DATA TO PROCESS
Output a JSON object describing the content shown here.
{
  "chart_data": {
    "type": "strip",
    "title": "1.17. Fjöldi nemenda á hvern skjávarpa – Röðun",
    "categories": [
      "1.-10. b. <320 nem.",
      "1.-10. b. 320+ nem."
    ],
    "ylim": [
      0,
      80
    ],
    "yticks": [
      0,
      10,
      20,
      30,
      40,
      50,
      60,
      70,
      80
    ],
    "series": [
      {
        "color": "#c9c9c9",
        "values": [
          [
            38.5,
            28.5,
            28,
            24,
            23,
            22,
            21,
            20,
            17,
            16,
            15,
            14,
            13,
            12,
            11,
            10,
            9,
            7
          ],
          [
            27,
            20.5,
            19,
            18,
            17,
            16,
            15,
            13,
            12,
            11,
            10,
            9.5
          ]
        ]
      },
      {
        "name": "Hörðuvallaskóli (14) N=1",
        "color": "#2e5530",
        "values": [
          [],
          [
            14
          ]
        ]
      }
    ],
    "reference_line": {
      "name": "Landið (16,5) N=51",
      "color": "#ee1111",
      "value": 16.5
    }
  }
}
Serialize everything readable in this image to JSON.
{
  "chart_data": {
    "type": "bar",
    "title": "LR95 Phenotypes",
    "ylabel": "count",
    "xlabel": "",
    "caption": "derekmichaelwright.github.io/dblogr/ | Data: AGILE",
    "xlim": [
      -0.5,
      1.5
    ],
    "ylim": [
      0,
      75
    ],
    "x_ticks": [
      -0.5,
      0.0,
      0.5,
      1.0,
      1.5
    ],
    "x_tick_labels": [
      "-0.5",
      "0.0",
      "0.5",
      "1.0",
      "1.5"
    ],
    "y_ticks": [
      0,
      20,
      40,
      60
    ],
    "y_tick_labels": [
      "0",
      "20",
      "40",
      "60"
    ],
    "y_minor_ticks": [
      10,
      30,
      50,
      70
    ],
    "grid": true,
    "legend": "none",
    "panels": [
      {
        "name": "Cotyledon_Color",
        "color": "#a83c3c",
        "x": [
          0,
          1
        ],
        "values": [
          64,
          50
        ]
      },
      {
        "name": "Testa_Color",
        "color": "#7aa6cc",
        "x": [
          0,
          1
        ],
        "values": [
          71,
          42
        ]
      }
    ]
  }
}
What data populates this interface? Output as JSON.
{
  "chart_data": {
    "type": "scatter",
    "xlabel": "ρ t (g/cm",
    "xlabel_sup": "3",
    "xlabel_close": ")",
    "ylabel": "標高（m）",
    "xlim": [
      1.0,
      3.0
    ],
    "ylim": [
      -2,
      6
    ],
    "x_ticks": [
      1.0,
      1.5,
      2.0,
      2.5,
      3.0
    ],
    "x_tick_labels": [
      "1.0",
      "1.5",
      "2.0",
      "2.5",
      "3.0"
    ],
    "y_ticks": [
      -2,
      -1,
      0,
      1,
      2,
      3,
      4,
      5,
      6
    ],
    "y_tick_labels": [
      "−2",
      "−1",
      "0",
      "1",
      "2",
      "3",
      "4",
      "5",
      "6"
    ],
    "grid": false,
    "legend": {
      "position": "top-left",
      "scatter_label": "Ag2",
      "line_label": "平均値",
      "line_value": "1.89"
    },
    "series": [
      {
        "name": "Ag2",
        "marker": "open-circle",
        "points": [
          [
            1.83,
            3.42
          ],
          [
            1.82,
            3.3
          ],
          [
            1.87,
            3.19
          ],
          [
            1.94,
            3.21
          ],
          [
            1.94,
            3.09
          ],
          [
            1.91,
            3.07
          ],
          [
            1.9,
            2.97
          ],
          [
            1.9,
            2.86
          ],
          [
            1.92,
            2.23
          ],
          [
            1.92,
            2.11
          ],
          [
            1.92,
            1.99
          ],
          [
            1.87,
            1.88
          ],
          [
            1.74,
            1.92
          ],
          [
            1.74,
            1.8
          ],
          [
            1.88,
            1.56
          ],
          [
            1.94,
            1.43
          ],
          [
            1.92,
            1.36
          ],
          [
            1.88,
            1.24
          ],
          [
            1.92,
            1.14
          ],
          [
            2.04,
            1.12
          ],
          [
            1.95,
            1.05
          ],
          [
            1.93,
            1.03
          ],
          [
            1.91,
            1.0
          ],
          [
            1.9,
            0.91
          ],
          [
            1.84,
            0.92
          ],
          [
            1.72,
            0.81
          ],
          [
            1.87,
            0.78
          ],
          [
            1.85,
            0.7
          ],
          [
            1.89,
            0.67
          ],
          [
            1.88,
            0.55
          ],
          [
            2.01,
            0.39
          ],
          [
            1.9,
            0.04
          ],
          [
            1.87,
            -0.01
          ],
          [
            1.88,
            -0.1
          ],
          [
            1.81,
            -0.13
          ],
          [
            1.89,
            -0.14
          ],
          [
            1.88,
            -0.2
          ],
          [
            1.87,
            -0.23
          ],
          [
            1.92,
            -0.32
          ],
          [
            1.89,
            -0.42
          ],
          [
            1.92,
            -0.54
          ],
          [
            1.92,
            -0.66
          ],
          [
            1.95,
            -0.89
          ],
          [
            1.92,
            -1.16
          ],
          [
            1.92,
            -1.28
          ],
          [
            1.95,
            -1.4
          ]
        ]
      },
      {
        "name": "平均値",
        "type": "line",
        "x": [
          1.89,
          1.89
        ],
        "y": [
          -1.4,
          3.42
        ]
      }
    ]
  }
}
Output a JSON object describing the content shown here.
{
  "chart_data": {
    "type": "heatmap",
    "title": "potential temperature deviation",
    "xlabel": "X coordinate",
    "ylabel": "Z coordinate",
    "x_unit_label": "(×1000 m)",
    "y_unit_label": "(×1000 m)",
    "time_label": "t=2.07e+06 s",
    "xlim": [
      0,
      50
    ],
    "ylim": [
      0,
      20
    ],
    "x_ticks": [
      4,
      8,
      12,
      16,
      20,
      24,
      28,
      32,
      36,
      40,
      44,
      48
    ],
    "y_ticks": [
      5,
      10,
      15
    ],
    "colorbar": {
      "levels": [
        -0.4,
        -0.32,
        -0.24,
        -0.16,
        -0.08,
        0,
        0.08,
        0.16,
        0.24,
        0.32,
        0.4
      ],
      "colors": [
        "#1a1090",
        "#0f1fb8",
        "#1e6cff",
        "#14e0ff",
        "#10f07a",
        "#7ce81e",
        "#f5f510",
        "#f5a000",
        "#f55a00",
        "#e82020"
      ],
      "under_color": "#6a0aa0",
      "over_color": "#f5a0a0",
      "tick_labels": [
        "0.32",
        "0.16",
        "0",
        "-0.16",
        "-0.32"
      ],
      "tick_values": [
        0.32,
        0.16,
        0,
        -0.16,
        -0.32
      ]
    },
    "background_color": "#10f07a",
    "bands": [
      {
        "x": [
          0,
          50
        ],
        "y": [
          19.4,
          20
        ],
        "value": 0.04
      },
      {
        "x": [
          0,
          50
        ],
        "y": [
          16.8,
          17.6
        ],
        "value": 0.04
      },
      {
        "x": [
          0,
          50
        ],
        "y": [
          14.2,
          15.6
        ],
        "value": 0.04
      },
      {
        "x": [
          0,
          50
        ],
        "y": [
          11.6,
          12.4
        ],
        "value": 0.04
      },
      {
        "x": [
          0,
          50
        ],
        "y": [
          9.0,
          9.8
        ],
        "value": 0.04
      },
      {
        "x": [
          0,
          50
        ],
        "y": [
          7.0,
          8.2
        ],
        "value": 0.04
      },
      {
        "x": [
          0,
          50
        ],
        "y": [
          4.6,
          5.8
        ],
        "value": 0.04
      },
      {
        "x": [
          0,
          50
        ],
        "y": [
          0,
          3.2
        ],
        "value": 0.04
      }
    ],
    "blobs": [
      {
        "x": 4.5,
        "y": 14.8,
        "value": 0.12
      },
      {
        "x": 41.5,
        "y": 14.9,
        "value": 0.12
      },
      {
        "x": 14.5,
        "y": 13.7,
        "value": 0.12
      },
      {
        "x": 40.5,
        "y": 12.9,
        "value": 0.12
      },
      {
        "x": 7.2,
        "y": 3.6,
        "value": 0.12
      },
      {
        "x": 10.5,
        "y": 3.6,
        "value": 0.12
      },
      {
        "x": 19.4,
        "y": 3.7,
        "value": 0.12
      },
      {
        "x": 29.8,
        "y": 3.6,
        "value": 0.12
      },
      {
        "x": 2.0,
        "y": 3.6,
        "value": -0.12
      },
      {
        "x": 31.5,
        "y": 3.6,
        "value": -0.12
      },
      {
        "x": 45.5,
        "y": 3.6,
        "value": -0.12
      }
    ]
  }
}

THE EXERCISE
Search the entries for the word "name", then list each line that holds it.

FULL RESPONSE
        "name": "Hörðuvallaskóli (14) N=1",
      "name": "Landið (16,5) N=51",
        "name": "Cotyledon_Color",
        "name": "Testa_Color",
        "name": "Ag2",
        "name": "平均値",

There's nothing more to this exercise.